— Set problem —
Please repeat the records word for word, from their first line through the line that contains "use-tax-label: Use Tax [1199, 205, 1253, 222]".

— Extracted data —
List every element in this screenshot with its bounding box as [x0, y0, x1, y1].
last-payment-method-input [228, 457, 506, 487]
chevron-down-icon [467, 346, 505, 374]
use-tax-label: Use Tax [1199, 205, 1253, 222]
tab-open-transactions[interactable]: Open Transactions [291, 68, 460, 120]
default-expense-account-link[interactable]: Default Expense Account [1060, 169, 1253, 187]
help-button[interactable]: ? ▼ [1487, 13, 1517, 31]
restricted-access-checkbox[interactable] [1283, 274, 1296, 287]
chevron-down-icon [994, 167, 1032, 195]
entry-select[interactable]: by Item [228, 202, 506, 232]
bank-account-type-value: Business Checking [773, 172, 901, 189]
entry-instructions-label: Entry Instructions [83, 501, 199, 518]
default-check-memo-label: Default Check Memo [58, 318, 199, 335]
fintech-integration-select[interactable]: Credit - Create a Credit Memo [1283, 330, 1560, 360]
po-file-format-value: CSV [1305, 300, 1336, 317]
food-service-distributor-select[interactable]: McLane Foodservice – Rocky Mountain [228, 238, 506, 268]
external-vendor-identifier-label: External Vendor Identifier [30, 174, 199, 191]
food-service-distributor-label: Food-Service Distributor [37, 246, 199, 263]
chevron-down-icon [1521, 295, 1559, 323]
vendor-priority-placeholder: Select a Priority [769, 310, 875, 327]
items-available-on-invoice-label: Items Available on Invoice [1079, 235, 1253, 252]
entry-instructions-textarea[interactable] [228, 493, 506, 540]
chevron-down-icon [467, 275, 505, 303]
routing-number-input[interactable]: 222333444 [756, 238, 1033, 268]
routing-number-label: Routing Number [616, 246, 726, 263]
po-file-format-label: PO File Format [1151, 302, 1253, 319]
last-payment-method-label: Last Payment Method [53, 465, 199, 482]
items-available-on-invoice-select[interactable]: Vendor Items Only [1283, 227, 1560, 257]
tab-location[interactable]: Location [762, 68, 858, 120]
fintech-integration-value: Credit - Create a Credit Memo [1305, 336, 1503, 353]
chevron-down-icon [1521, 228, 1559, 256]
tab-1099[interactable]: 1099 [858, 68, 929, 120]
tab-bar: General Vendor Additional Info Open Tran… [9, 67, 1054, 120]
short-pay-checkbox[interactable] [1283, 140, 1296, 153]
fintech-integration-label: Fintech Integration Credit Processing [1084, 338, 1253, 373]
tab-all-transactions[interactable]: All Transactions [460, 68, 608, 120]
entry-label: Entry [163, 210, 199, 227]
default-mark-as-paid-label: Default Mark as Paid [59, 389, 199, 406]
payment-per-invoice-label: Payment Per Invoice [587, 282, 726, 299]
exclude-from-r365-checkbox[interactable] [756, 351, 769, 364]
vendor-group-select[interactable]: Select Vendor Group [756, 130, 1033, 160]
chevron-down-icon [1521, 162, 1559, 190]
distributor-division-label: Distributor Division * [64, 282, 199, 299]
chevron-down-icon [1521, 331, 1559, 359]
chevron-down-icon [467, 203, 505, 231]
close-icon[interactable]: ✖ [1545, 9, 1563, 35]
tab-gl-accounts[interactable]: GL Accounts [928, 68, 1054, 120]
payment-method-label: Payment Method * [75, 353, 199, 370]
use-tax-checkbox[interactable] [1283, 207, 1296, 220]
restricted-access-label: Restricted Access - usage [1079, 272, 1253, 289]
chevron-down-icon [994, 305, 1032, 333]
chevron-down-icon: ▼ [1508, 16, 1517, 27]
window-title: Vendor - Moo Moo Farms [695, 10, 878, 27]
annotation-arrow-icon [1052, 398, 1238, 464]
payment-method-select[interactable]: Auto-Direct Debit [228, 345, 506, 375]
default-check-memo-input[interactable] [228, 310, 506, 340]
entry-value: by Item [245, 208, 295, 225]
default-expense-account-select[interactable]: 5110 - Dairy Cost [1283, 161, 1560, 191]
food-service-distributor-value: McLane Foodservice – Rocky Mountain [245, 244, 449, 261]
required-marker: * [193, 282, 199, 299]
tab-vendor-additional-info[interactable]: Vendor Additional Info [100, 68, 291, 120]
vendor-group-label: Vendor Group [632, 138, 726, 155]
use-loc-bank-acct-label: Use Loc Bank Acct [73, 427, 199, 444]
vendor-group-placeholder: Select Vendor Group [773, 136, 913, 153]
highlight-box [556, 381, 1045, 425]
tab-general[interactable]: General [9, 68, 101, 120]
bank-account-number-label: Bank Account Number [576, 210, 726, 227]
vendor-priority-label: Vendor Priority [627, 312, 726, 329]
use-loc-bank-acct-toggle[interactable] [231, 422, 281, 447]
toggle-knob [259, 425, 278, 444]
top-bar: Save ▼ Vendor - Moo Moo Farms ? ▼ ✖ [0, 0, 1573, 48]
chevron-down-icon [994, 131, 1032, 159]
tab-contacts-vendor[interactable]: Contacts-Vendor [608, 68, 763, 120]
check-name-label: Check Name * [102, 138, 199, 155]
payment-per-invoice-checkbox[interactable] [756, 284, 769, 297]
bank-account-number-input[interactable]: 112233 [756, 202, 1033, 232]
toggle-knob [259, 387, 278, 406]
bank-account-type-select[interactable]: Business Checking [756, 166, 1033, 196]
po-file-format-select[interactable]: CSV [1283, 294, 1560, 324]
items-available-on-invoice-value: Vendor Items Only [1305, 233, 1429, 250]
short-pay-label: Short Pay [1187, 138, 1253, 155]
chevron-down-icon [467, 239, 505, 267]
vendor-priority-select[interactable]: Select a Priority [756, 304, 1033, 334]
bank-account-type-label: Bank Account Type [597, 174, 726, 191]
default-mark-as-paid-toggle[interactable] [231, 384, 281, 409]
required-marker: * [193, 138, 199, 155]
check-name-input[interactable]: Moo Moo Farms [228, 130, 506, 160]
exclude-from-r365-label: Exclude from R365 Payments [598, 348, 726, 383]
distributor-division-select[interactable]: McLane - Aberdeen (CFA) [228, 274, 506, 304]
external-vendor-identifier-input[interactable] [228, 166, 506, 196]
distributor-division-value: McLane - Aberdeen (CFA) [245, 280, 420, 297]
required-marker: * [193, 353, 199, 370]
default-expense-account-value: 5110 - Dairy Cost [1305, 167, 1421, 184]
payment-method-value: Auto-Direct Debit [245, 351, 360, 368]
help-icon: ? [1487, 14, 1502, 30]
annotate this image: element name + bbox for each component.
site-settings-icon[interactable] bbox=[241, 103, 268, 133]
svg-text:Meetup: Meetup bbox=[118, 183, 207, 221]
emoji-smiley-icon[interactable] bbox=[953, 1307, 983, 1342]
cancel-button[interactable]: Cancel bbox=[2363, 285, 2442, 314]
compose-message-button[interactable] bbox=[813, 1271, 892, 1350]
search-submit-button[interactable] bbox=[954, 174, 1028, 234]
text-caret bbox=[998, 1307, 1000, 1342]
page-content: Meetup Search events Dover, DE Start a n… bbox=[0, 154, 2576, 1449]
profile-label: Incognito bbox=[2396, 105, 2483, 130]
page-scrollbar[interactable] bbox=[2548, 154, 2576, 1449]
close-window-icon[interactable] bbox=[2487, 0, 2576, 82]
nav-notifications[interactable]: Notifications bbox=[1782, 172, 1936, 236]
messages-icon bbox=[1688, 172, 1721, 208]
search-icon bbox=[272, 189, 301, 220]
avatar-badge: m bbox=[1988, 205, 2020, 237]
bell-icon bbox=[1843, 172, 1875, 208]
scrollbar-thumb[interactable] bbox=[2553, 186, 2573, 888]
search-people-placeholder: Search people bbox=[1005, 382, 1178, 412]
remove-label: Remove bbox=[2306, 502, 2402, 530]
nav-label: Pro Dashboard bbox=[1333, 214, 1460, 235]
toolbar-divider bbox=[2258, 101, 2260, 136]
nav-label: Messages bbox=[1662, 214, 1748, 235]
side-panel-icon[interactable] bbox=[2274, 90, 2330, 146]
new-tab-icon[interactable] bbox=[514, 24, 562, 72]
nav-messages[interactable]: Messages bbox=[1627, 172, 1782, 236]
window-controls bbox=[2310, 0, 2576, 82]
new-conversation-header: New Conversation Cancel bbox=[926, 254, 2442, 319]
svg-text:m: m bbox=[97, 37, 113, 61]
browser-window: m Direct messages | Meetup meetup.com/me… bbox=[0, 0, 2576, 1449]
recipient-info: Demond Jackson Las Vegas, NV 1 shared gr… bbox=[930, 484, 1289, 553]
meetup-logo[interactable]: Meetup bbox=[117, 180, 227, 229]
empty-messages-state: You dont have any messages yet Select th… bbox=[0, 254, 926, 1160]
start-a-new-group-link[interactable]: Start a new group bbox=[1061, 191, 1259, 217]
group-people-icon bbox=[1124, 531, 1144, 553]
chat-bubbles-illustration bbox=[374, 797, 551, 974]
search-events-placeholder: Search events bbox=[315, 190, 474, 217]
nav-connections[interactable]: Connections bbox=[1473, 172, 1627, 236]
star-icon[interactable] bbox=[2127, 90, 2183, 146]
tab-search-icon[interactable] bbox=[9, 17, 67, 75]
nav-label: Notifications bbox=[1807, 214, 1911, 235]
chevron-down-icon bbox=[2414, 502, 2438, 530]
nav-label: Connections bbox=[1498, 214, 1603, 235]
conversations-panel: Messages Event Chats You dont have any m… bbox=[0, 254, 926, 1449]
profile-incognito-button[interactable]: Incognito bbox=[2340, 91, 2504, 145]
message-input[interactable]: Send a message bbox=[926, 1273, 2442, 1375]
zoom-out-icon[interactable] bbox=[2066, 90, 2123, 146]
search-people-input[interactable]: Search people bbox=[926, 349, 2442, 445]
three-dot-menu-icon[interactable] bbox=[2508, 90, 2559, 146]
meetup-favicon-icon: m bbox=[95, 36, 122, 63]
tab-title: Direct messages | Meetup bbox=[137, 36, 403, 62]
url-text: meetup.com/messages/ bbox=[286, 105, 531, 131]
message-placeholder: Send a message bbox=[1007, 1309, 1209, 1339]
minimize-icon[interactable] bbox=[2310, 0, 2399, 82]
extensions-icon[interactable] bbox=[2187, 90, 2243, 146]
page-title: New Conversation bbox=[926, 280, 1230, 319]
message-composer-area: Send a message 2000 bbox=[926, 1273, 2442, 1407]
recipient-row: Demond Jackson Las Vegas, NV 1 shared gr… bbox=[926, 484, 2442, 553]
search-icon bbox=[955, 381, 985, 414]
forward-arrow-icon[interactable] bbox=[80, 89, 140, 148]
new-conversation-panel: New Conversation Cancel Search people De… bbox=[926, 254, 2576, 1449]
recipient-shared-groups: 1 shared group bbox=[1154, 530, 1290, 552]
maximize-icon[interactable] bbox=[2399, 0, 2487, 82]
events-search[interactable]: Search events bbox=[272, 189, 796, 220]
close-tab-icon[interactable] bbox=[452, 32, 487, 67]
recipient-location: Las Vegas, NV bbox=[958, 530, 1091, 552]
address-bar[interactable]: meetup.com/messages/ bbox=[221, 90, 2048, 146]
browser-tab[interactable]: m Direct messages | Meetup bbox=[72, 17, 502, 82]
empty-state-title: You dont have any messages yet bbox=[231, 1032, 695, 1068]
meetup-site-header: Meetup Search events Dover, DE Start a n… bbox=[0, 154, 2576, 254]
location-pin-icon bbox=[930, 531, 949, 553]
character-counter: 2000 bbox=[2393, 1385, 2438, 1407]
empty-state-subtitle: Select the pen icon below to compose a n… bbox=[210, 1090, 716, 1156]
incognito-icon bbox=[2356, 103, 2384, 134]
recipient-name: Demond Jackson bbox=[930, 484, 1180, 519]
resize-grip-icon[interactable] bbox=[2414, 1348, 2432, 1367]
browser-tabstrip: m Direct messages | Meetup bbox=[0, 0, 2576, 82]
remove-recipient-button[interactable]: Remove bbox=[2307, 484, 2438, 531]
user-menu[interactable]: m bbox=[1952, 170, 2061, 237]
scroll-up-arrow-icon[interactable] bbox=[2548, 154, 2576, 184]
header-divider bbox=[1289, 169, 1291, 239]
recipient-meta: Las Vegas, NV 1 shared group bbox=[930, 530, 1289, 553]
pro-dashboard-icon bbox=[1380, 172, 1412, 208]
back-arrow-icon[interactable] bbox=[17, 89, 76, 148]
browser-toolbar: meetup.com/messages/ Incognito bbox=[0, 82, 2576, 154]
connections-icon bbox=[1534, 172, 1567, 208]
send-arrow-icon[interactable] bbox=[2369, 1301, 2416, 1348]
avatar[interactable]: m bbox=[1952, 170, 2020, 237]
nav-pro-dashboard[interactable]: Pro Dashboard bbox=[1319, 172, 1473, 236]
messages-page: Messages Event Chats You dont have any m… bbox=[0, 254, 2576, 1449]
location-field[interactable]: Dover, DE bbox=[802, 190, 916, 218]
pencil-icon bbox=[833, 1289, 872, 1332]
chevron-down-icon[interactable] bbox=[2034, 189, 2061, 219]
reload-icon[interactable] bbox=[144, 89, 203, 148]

— Solution to this task —
List every element in this screenshot with its bounding box as [x0, y0, x1, y1].
last-payment-method-input [228, 457, 506, 487]
chevron-down-icon [467, 346, 505, 374]
use-tax-label: Use Tax [1199, 205, 1253, 222]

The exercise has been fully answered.